* **GIVEN RECORDS**:

◆ ◆ ◆ ◆ ◆ ◆ ◆

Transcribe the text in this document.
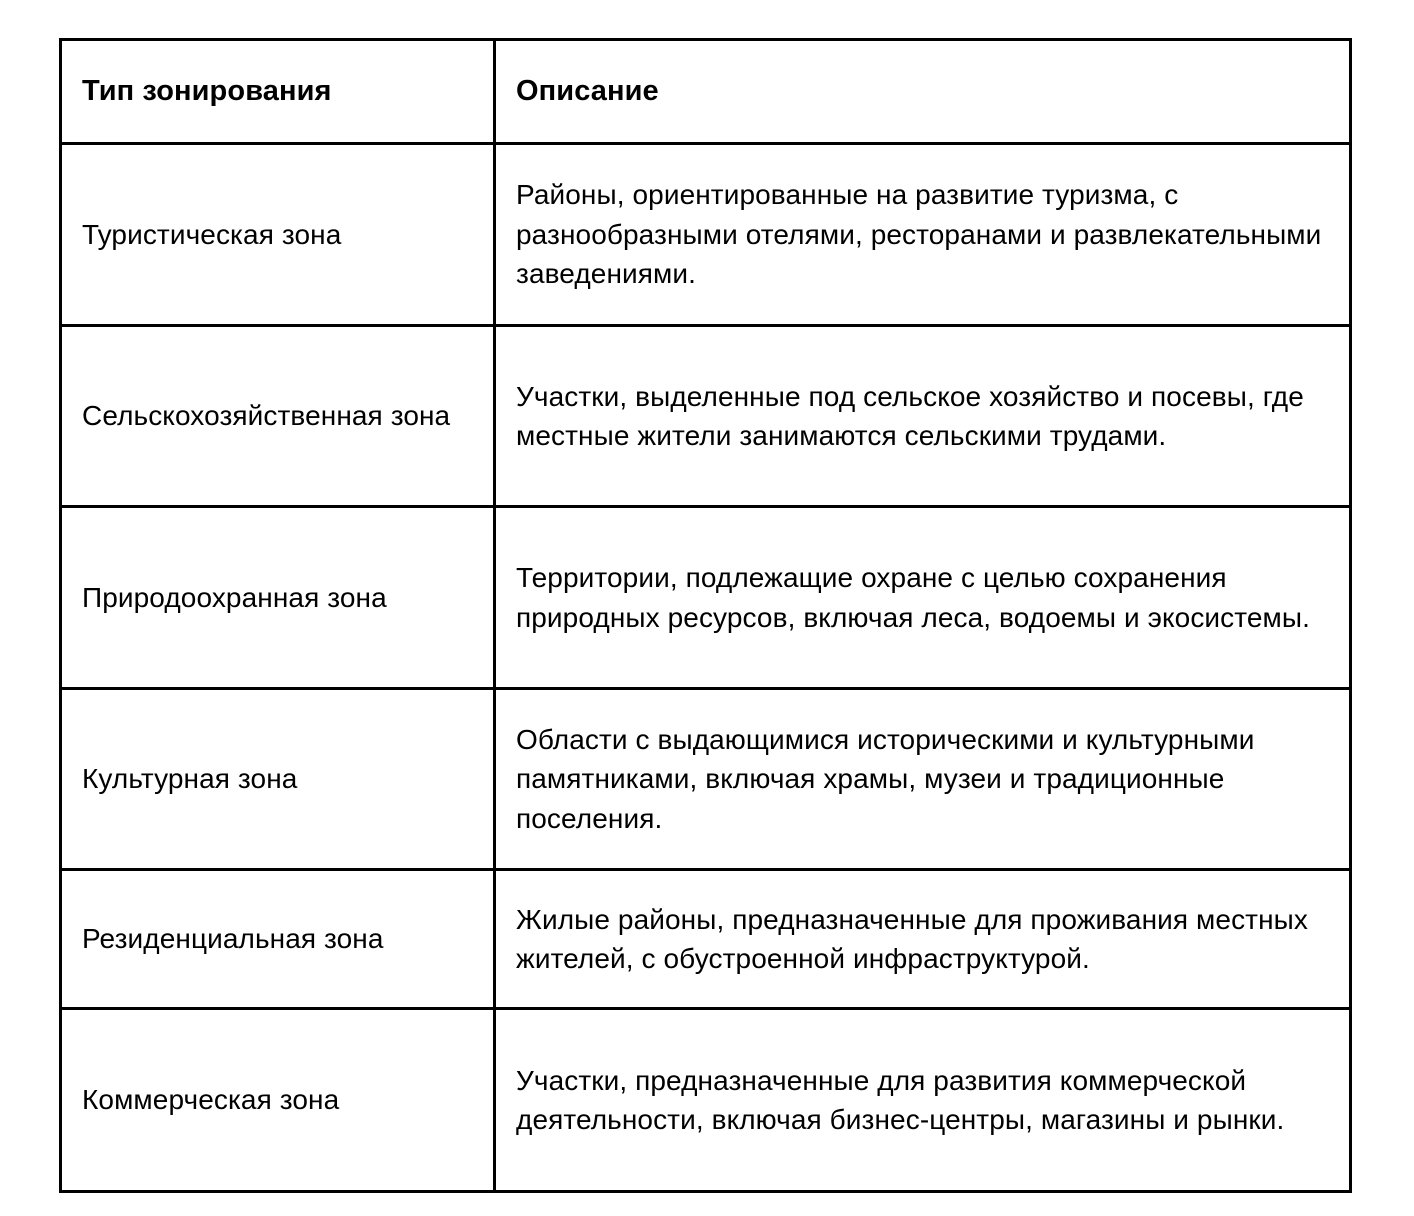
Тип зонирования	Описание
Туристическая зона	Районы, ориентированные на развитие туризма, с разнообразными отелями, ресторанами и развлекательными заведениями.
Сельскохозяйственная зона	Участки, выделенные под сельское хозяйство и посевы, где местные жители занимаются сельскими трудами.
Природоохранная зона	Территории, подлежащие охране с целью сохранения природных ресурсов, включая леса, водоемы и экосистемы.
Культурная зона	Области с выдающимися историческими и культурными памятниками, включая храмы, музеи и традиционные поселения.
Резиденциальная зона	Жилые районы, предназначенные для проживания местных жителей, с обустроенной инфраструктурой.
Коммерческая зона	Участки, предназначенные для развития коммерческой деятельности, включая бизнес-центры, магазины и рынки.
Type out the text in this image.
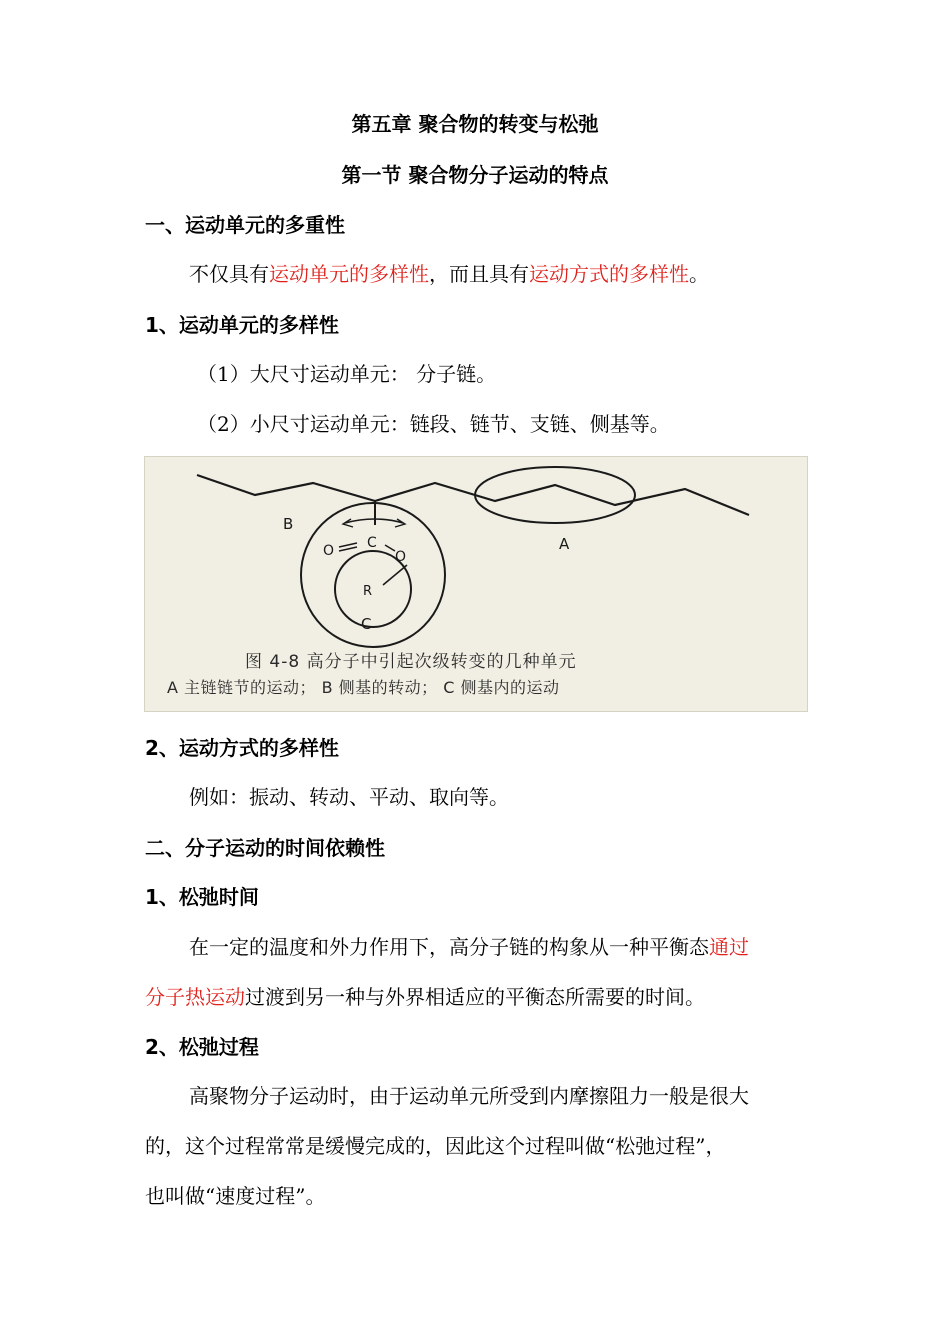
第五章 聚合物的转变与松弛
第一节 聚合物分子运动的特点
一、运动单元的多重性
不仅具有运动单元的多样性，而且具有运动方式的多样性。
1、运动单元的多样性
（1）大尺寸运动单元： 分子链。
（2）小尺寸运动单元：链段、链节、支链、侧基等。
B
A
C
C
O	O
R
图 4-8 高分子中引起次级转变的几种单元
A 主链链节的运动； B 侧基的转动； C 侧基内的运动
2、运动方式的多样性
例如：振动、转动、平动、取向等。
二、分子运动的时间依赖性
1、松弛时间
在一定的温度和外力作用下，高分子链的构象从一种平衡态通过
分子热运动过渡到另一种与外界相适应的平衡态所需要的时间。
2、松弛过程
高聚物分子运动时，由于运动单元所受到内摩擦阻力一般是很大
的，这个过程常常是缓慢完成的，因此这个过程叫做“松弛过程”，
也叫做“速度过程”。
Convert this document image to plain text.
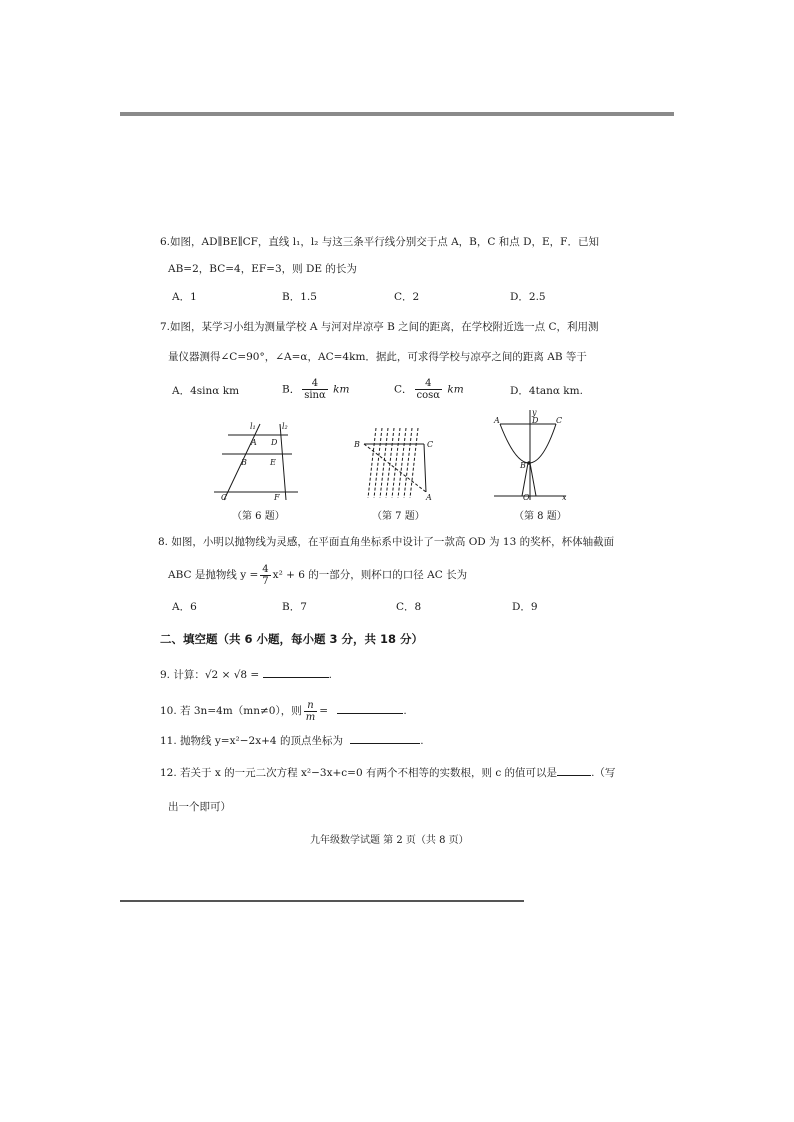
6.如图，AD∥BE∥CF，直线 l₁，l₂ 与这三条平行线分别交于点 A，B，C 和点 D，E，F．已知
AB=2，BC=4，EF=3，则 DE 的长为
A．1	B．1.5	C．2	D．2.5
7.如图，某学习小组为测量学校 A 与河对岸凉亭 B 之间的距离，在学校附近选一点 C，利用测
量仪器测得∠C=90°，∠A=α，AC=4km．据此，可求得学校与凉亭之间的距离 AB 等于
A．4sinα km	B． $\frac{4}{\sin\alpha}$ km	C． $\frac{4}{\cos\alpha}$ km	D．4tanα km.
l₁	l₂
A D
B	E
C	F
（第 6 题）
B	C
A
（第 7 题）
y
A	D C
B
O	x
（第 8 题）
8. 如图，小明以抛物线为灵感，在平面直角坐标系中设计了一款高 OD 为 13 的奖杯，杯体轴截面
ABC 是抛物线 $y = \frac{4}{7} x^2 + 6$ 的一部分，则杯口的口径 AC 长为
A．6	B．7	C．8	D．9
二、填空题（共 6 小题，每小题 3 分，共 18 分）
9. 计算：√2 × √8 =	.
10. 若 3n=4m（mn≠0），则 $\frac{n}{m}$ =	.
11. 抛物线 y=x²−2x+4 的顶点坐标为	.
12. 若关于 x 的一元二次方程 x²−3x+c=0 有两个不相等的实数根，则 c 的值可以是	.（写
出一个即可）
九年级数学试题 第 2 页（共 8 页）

◆ ◆ ◆ ◆ ◆ ◆ ◆

* **WRITTEN INSTRUCTION**: Without including the pictures, return each record above exactly as it stands.

* **EXERCISE ANSWER**:
Transcribe the text in this document.
Тип зонирования	Описание
Туристическая зона	Районы, ориентированные на развитие туризма, с разнообразными отелями, ресторанами и развлекательными заведениями.
Сельскохозяйственная зона	Участки, выделенные под сельское хозяйство и посевы, где местные жители занимаются сельскими трудами.
Природоохранная зона	Территории, подлежащие охране с целью сохранения природных ресурсов, включая леса, водоемы и экосистемы.
Культурная зона	Области с выдающимися историческими и культурными памятниками, включая храмы, музеи и традиционные поселения.
Резиденциальная зона	Жилые районы, предназначенные для проживания местных жителей, с обустроенной инфраструктурой.
Коммерческая зона	Участки, предназначенные для развития коммерческой деятельности, включая бизнес-центры, магазины и рынки.
Type out the text in this image.
第五章 聚合物的转变与松弛
第一节 聚合物分子运动的特点
一、运动单元的多重性
不仅具有运动单元的多样性，而且具有运动方式的多样性。
1、运动单元的多样性
（1）大尺寸运动单元： 分子链。
（2）小尺寸运动单元：链段、链节、支链、侧基等。
B
A
C
C
O	O
R
图 4-8 高分子中引起次级转变的几种单元
A 主链链节的运动； B 侧基的转动； C 侧基内的运动
2、运动方式的多样性
例如：振动、转动、平动、取向等。
二、分子运动的时间依赖性
1、松弛时间
在一定的温度和外力作用下，高分子链的构象从一种平衡态通过
分子热运动过渡到另一种与外界相适应的平衡态所需要的时间。
2、松弛过程
高聚物分子运动时，由于运动单元所受到内摩擦阻力一般是很大
的，这个过程常常是缓慢完成的，因此这个过程叫做“松弛过程”，
也叫做“速度过程”。
Convert this document image to plain text.
6.如图，AD∥BE∥CF，直线 l₁，l₂ 与这三条平行线分别交于点 A，B，C 和点 D，E，F．已知
AB=2，BC=4，EF=3，则 DE 的长为
A．1	B．1.5	C．2	D．2.5
7.如图，某学习小组为测量学校 A 与河对岸凉亭 B 之间的距离，在学校附近选一点 C，利用测
量仪器测得∠C=90°，∠A=α，AC=4km．据此，可求得学校与凉亭之间的距离 AB 等于
A．4sinα km	B． $\frac{4}{\sin\alpha}$ km	C． $\frac{4}{\cos\alpha}$ km	D．4tanα km.
l₁	l₂
A D
B	E
C	F
（第 6 题）
B	C
A
（第 7 题）
y
A	D C
B
O	x
（第 8 题）
8. 如图，小明以抛物线为灵感，在平面直角坐标系中设计了一款高 OD 为 13 的奖杯，杯体轴截面
ABC 是抛物线 $y = \frac{4}{7} x^2 + 6$ 的一部分，则杯口的口径 AC 长为
A．6	B．7	C．8	D．9
二、填空题（共 6 小题，每小题 3 分，共 18 分）
9. 计算：√2 × √8 =	.
10. 若 3n=4m（mn≠0），则 $\frac{n}{m}$ =	.
11. 抛物线 y=x²−2x+4 的顶点坐标为	.
12. 若关于 x 的一元二次方程 x²−3x+c=0 有两个不相等的实数根，则 c 的值可以是	.（写
出一个即可）
九年级数学试题 第 2 页（共 8 页）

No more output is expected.